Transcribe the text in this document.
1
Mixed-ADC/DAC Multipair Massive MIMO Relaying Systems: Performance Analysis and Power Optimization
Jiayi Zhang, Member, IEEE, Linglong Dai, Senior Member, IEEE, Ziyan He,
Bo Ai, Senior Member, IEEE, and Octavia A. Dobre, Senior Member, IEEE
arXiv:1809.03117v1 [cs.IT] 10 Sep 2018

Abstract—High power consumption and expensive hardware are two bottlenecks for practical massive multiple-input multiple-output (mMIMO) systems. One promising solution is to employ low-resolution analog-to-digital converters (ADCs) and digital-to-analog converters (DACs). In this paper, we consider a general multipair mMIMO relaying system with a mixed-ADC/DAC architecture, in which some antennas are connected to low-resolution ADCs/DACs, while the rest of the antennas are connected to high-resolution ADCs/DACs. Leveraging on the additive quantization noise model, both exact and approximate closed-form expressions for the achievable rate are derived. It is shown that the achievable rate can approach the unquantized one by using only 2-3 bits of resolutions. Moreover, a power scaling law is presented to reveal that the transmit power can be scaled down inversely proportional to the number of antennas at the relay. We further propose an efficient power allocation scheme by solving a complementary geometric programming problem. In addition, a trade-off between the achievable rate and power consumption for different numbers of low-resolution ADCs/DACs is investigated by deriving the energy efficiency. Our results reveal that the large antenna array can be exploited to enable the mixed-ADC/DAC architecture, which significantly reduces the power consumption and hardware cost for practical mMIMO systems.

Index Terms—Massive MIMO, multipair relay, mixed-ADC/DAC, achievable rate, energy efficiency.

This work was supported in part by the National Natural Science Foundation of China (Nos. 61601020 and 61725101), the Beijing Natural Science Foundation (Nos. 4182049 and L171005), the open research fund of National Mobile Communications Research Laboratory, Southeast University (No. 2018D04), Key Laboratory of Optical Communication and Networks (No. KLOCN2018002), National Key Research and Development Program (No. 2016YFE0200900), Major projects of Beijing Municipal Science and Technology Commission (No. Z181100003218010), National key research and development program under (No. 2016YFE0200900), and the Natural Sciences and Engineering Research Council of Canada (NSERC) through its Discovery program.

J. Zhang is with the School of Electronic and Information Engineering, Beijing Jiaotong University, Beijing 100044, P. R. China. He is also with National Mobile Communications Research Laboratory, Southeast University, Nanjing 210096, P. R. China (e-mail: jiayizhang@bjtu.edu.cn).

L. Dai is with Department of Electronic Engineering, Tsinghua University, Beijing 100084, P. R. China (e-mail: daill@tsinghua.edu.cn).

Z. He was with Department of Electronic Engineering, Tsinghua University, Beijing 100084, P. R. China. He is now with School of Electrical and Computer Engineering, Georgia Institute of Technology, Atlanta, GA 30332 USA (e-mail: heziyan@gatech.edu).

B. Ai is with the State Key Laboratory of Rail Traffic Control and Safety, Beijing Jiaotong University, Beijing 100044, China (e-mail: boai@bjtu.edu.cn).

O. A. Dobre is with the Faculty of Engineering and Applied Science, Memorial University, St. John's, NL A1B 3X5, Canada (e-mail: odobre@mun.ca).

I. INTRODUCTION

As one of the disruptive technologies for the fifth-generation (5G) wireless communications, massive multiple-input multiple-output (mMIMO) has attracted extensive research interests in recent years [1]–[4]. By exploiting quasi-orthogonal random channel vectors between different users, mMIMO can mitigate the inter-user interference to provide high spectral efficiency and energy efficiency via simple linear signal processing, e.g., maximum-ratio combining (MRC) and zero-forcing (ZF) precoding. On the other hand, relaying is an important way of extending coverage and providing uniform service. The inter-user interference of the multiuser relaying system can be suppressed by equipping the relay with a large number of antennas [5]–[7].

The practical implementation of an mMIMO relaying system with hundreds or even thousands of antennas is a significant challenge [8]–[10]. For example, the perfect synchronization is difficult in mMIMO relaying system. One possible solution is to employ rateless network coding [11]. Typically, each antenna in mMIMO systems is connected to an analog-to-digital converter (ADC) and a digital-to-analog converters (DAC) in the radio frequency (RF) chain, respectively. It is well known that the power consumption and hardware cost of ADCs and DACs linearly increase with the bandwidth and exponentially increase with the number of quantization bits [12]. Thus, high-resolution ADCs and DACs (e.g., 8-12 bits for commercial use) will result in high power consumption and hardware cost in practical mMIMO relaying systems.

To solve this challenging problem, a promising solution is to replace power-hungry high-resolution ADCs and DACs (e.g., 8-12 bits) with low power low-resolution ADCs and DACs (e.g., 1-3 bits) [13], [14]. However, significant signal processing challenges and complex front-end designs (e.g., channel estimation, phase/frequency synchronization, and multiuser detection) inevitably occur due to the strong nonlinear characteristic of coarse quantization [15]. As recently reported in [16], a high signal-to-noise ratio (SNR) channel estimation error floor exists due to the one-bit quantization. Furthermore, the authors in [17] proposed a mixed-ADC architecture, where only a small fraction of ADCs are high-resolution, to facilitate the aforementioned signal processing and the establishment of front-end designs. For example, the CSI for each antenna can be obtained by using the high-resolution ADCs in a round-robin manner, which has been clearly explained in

• [OBJECTIVE]
Your task is to print the whole listing again exactly.

• [ANSWER TO THE PROBLEM]
Transcribe the text in this document.
1
Mixed-ADC/DAC Multipair Massive MIMO Relaying Systems: Performance Analysis and Power Optimization
Jiayi Zhang, Member, IEEE, Linglong Dai, Senior Member, IEEE, Ziyan He,
Bo Ai, Senior Member, IEEE, and Octavia A. Dobre, Senior Member, IEEE
arXiv:1809.03117v1 [cs.IT] 10 Sep 2018

Abstract—High power consumption and expensive hardware are two bottlenecks for practical massive multiple-input multiple-output (mMIMO) systems. One promising solution is to employ low-resolution analog-to-digital converters (ADCs) and digital-to-analog converters (DACs). In this paper, we consider a general multipair mMIMO relaying system with a mixed-ADC/DAC architecture, in which some antennas are connected to low-resolution ADCs/DACs, while the rest of the antennas are connected to high-resolution ADCs/DACs. Leveraging on the additive quantization noise model, both exact and approximate closed-form expressions for the achievable rate are derived. It is shown that the achievable rate can approach the unquantized one by using only 2-3 bits of resolutions. Moreover, a power scaling law is presented to reveal that the transmit power can be scaled down inversely proportional to the number of antennas at the relay. We further propose an efficient power allocation scheme by solving a complementary geometric programming problem. In addition, a trade-off between the achievable rate and power consumption for different numbers of low-resolution ADCs/DACs is investigated by deriving the energy efficiency. Our results reveal that the large antenna array can be exploited to enable the mixed-ADC/DAC architecture, which significantly reduces the power consumption and hardware cost for practical mMIMO systems.

Index Terms—Massive MIMO, multipair relay, mixed-ADC/DAC, achievable rate, energy efficiency.

This work was supported in part by the National Natural Science Foundation of China (Nos. 61601020 and 61725101), the Beijing Natural Science Foundation (Nos. 4182049 and L171005), the open research fund of National Mobile Communications Research Laboratory, Southeast University (No. 2018D04), Key Laboratory of Optical Communication and Networks (No. KLOCN2018002), National Key Research and Development Program (No. 2016YFE0200900), Major projects of Beijing Municipal Science and Technology Commission (No. Z181100003218010), National key research and development program under (No. 2016YFE0200900), and the Natural Sciences and Engineering Research Council of Canada (NSERC) through its Discovery program.

J. Zhang is with the School of Electronic and Information Engineering, Beijing Jiaotong University, Beijing 100044, P. R. China. He is also with National Mobile Communications Research Laboratory, Southeast University, Nanjing 210096, P. R. China (e-mail: jiayizhang@bjtu.edu.cn).

L. Dai is with Department of Electronic Engineering, Tsinghua University, Beijing 100084, P. R. China (e-mail: daill@tsinghua.edu.cn).

Z. He was with Department of Electronic Engineering, Tsinghua University, Beijing 100084, P. R. China. He is now with School of Electrical and Computer Engineering, Georgia Institute of Technology, Atlanta, GA 30332 USA (e-mail: heziyan@gatech.edu).

B. Ai is with the State Key Laboratory of Rail Traffic Control and Safety, Beijing Jiaotong University, Beijing 100044, China (e-mail: boai@bjtu.edu.cn).

O. A. Dobre is with the Faculty of Engineering and Applied Science, Memorial University, St. John's, NL A1B 3X5, Canada (e-mail: odobre@mun.ca).

I. INTRODUCTION

As one of the disruptive technologies for the fifth-generation (5G) wireless communications, massive multiple-input multiple-output (mMIMO) has attracted extensive research interests in recent years [1]–[4]. By exploiting quasi-orthogonal random channel vectors between different users, mMIMO can mitigate the inter-user interference to provide high spectral efficiency and energy efficiency via simple linear signal processing, e.g., maximum-ratio combining (MRC) and zero-forcing (ZF) precoding. On the other hand, relaying is an important way of extending coverage and providing uniform service. The inter-user interference of the multiuser relaying system can be suppressed by equipping the relay with a large number of antennas [5]–[7].

The practical implementation of an mMIMO relaying system with hundreds or even thousands of antennas is a significant challenge [8]–[10]. For example, the perfect synchronization is difficult in mMIMO relaying system. One possible solution is to employ rateless network coding [11]. Typically, each antenna in mMIMO systems is connected to an analog-to-digital converter (ADC) and a digital-to-analog converters (DAC) in the radio frequency (RF) chain, respectively. It is well known that the power consumption and hardware cost of ADCs and DACs linearly increase with the bandwidth and exponentially increase with the number of quantization bits [12]. Thus, high-resolution ADCs and DACs (e.g., 8-12 bits for commercial use) will result in high power consumption and hardware cost in practical mMIMO relaying systems.

To solve this challenging problem, a promising solution is to replace power-hungry high-resolution ADCs and DACs (e.g., 8-12 bits) with low power low-resolution ADCs and DACs (e.g., 1-3 bits) [13], [14]. However, significant signal processing challenges and complex front-end designs (e.g., channel estimation, phase/frequency synchronization, and multiuser detection) inevitably occur due to the strong nonlinear characteristic of coarse quantization [15]. As recently reported in [16], a high signal-to-noise ratio (SNR) channel estimation error floor exists due to the one-bit quantization. Furthermore, the authors in [17] proposed a mixed-ADC architecture, where only a small fraction of ADCs are high-resolution, to facilitate the aforementioned signal processing and the establishment of front-end designs. For example, the CSI for each antenna can be obtained by using the high-resolution ADCs in a round-robin manner, which has been clearly explained in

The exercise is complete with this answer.